**GIVEN TASK**. From the entries that follow, pick out all lines holding "黄土高原可能是大洪水时代的大洪水冲积而成".

**Some records**.
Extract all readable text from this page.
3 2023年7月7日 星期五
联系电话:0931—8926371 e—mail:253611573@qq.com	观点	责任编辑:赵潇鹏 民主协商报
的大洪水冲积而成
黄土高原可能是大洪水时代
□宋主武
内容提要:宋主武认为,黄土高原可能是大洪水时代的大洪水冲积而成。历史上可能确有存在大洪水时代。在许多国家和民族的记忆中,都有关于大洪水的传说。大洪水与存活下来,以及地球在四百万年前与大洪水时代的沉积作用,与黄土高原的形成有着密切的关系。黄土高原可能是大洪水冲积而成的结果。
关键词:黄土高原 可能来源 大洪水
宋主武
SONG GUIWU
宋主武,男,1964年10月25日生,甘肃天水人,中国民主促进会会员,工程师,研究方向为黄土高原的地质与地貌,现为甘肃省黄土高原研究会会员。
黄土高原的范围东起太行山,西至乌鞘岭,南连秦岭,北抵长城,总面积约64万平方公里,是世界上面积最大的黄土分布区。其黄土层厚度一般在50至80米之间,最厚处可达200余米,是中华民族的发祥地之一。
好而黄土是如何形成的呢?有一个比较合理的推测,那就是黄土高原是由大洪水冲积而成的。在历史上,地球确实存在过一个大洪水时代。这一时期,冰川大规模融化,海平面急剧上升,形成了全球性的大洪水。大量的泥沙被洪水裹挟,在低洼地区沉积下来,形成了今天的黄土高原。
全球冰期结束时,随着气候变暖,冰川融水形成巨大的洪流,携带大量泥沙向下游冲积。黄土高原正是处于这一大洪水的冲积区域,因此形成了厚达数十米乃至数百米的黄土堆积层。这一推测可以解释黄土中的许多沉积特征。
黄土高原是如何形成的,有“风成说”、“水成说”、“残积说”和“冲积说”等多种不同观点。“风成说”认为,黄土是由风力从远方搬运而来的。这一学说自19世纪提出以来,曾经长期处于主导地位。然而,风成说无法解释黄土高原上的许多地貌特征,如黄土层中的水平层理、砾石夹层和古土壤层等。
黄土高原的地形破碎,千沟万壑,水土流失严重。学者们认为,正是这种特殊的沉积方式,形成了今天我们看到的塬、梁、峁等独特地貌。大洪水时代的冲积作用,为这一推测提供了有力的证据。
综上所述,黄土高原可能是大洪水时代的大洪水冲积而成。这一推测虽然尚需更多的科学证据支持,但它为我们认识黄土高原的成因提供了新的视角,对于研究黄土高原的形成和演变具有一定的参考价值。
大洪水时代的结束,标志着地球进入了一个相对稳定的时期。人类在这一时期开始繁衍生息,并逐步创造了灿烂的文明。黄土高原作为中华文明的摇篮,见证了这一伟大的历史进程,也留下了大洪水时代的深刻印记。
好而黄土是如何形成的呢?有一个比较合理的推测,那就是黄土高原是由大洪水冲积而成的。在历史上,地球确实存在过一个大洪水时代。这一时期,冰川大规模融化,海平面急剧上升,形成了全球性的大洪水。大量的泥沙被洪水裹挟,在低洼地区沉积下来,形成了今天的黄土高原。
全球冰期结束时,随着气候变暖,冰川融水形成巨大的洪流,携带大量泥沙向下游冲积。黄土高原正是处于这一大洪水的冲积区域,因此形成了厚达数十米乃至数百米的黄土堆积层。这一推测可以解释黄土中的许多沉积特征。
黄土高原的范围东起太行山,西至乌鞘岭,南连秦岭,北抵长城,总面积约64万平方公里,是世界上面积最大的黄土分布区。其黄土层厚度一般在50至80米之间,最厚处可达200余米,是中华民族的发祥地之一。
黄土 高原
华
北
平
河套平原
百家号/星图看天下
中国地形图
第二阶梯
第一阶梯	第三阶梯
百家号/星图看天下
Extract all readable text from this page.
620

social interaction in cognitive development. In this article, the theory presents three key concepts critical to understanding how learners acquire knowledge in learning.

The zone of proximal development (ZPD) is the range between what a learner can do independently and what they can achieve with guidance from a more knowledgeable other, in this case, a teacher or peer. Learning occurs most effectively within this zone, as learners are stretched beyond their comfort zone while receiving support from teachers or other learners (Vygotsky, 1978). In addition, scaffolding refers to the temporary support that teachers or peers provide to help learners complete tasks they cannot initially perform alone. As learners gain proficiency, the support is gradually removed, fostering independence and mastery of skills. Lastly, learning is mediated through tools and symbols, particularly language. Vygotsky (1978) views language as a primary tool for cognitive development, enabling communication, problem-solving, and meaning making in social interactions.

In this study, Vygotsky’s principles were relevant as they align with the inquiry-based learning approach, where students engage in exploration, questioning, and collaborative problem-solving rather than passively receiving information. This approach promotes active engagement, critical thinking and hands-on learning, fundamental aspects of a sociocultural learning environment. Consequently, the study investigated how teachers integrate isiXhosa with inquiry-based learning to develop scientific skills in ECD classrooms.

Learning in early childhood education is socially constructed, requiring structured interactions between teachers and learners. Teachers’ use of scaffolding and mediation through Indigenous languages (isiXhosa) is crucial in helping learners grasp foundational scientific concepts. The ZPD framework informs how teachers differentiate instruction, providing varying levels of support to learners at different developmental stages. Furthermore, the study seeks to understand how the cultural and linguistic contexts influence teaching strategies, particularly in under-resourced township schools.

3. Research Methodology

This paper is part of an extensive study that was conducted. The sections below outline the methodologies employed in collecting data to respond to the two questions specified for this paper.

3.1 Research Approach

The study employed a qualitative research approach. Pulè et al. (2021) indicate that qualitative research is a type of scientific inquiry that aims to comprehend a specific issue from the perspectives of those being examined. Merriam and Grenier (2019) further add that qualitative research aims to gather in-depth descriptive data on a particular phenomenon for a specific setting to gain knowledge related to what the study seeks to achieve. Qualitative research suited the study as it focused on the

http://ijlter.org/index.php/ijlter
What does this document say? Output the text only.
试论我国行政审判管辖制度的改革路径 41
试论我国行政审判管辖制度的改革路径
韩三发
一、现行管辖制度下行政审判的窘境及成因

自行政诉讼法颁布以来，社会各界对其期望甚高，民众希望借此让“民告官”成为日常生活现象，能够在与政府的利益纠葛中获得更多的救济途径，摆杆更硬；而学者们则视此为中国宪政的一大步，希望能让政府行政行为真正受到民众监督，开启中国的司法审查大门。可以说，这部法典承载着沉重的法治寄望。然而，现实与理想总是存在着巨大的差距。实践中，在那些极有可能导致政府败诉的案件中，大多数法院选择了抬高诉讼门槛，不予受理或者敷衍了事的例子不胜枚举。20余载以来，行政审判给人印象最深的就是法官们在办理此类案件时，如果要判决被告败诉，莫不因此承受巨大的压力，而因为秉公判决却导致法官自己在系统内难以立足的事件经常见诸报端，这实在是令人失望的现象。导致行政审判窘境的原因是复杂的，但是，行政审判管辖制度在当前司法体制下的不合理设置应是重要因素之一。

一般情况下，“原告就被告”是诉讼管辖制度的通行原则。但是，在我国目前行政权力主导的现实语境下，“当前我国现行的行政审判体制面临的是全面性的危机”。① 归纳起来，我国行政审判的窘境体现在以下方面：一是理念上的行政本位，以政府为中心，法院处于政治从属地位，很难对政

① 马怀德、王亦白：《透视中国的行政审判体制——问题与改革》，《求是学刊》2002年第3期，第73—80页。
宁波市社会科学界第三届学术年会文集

**OUTPUT OF THE EXERCISE**.
内容提要:宋主武认为,黄土高原可能是大洪水时代的大洪水冲积而成。历史上可能确有存在大洪水时代。在许多国家和民族的记忆中,都有关于大洪水的传说。大洪水与存活下来,以及地球在四百万年前与大洪水时代的沉积作用,与黄土高原的形成有着密切的关系。黄土高原可能是大洪水冲积而成的结果。
综上所述,黄土高原可能是大洪水时代的大洪水冲积而成。这一推测虽然尚需更多的科学证据支持,但它为我们认识黄土高原的成因提供了新的视角,对于研究黄土高原的形成和演变具有一定的参考价值。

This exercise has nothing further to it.